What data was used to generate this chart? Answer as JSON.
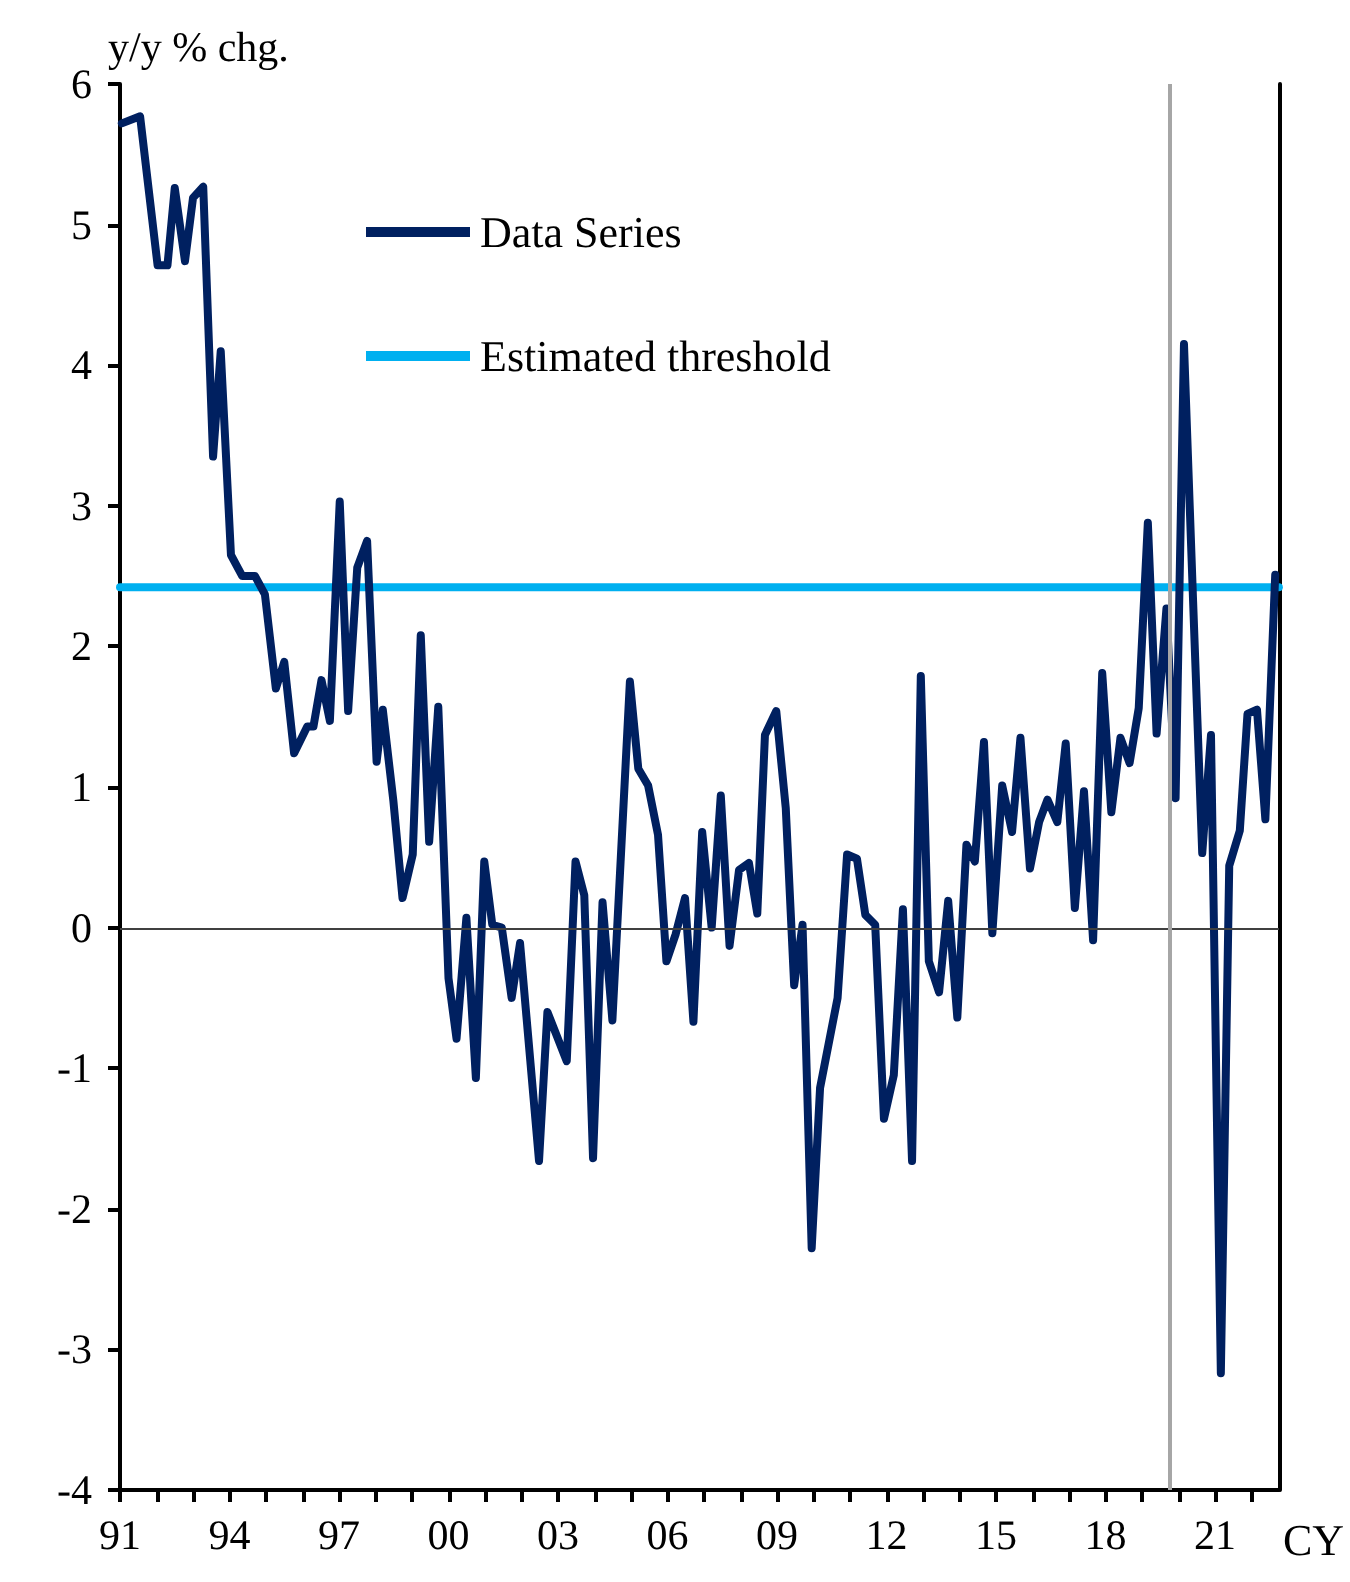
{
  "chart_data": {
    "type": "line",
    "xlabel": "CY",
    "ylabel": "y/y % chg.",
    "x": [
      1991.05,
      1991.55,
      1992.03,
      1992.3,
      1992.5,
      1992.78,
      1993.0,
      1993.28,
      1993.55,
      1993.76,
      1994.04,
      1994.35,
      1994.7,
      1994.97,
      1995.27,
      1995.5,
      1995.77,
      1996.13,
      1996.3,
      1996.52,
      1996.75,
      1997.02,
      1997.25,
      1997.5,
      1997.77,
      1998.03,
      1998.2,
      1998.49,
      1998.74,
      1999.02,
      1999.24,
      1999.47,
      1999.72,
      2000.0,
      2000.22,
      2000.49,
      2000.75,
      2000.98,
      2001.2,
      2001.46,
      2001.73,
      2001.96,
      2002.48,
      2002.71,
      2003.24,
      2003.48,
      2003.72,
      2003.96,
      2004.22,
      2004.49,
      2004.97,
      2005.2,
      2005.47,
      2005.74,
      2005.97,
      2006.22,
      2006.48,
      2006.71,
      2006.95,
      2007.21,
      2007.46,
      2007.7,
      2007.96,
      2008.23,
      2008.46,
      2008.67,
      2008.98,
      2009.24,
      2009.47,
      2009.7,
      2009.95,
      2010.18,
      2010.66,
      2010.92,
      2011.19,
      2011.42,
      2011.69,
      2011.93,
      2012.2,
      2012.45,
      2012.7,
      2012.94,
      2013.16,
      2013.44,
      2013.69,
      2013.94,
      2014.19,
      2014.42,
      2014.67,
      2014.9,
      2015.17,
      2015.44,
      2015.67,
      2015.93,
      2016.18,
      2016.41,
      2016.68,
      2016.91,
      2017.16,
      2017.41,
      2017.66,
      2017.91,
      2018.16,
      2018.41,
      2018.66,
      2018.91,
      2019.16,
      2019.4,
      2019.67,
      2019.92,
      2020.15,
      2020.4,
      2020.65,
      2020.89,
      2021.16,
      2021.39,
      2021.68,
      2021.89,
      2022.15,
      2022.38,
      2022.65
    ],
    "series": [
      {
        "name": "Data Series",
        "color": "#002060",
        "values": [
          5.72,
          5.77,
          4.71,
          4.71,
          5.26,
          4.74,
          5.19,
          5.27,
          3.35,
          4.1,
          2.65,
          2.5,
          2.5,
          2.37,
          1.7,
          1.89,
          1.24,
          1.43,
          1.43,
          1.76,
          1.47,
          3.03,
          1.54,
          2.56,
          2.75,
          1.18,
          1.55,
          0.9,
          0.21,
          0.52,
          2.08,
          0.61,
          1.57,
          -0.36,
          -0.79,
          0.07,
          -1.07,
          0.47,
          0.02,
          0.0,
          -0.5,
          -0.11,
          -1.66,
          -0.6,
          -0.95,
          0.47,
          0.23,
          -1.64,
          0.18,
          -0.66,
          1.75,
          1.13,
          1.01,
          0.66,
          -0.24,
          -0.05,
          0.21,
          -0.67,
          0.68,
          0.0,
          0.94,
          -0.13,
          0.41,
          0.46,
          0.1,
          1.37,
          1.54,
          0.85,
          -0.41,
          0.02,
          -2.28,
          -1.14,
          -0.5,
          0.52,
          0.49,
          0.09,
          0.02,
          -1.36,
          -1.05,
          0.13,
          -1.66,
          1.79,
          -0.24,
          -0.46,
          0.19,
          -0.64,
          0.59,
          0.47,
          1.32,
          -0.04,
          1.01,
          0.68,
          1.35,
          0.42,
          0.75,
          0.91,
          0.75,
          1.31,
          0.14,
          0.97,
          -0.09,
          1.81,
          0.82,
          1.35,
          1.17,
          1.56,
          2.88,
          1.38,
          2.27,
          0.92,
          4.15,
          2.32,
          0.53,
          1.37,
          -3.17,
          0.44,
          0.69,
          1.52,
          1.55,
          0.77,
          2.51
        ]
      },
      {
        "name": "Estimated threshold",
        "color": "#00b0f0",
        "x": [
          1991,
          2022.75
        ],
        "values": [
          2.42,
          2.42
        ]
      }
    ],
    "xlim": [
      1991,
      2022.75
    ],
    "xticks": [
      {
        "value": 1991,
        "label": "91"
      },
      {
        "value": 1992,
        "label": null
      },
      {
        "value": 1993,
        "label": null
      },
      {
        "value": 1994,
        "label": "94"
      },
      {
        "value": 1995,
        "label": null
      },
      {
        "value": 1996,
        "label": null
      },
      {
        "value": 1997,
        "label": "97"
      },
      {
        "value": 1998,
        "label": null
      },
      {
        "value": 1999,
        "label": null
      },
      {
        "value": 2000,
        "label": "00"
      },
      {
        "value": 2001,
        "label": null
      },
      {
        "value": 2002,
        "label": null
      },
      {
        "value": 2003,
        "label": "03"
      },
      {
        "value": 2004,
        "label": null
      },
      {
        "value": 2005,
        "label": null
      },
      {
        "value": 2006,
        "label": "06"
      },
      {
        "value": 2007,
        "label": null
      },
      {
        "value": 2008,
        "label": null
      },
      {
        "value": 2009,
        "label": "09"
      },
      {
        "value": 2010,
        "label": null
      },
      {
        "value": 2011,
        "label": null
      },
      {
        "value": 2012,
        "label": "12"
      },
      {
        "value": 2013,
        "label": null
      },
      {
        "value": 2014,
        "label": null
      },
      {
        "value": 2015,
        "label": "15"
      },
      {
        "value": 2016,
        "label": null
      },
      {
        "value": 2017,
        "label": null
      },
      {
        "value": 2018,
        "label": "18"
      },
      {
        "value": 2019,
        "label": null
      },
      {
        "value": 2020,
        "label": null
      },
      {
        "value": 2021,
        "label": "21"
      },
      {
        "value": 2022,
        "label": null
      }
    ],
    "ylim": [
      -4,
      6
    ],
    "yticks": [
      -4,
      -3,
      -2,
      -1,
      0,
      1,
      2,
      3,
      4,
      5,
      6
    ],
    "ref_lines": [
      {
        "axis": "y",
        "value": 0,
        "color": "#404040"
      },
      {
        "axis": "x",
        "value": 2019.75,
        "color": "#a6a6a6"
      }
    ],
    "grid": false,
    "legend": "top left",
    "marker": "none",
    "line_style": "solid"
  }
}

++++++++++

*Goal of the exercise*
Find each line in the records holding the string "color" and show it.

*Exercise answer*
        "color": "#002060",
        "color": "#00b0f0",
        "color": "#404040"
        "color": "#a6a6a6"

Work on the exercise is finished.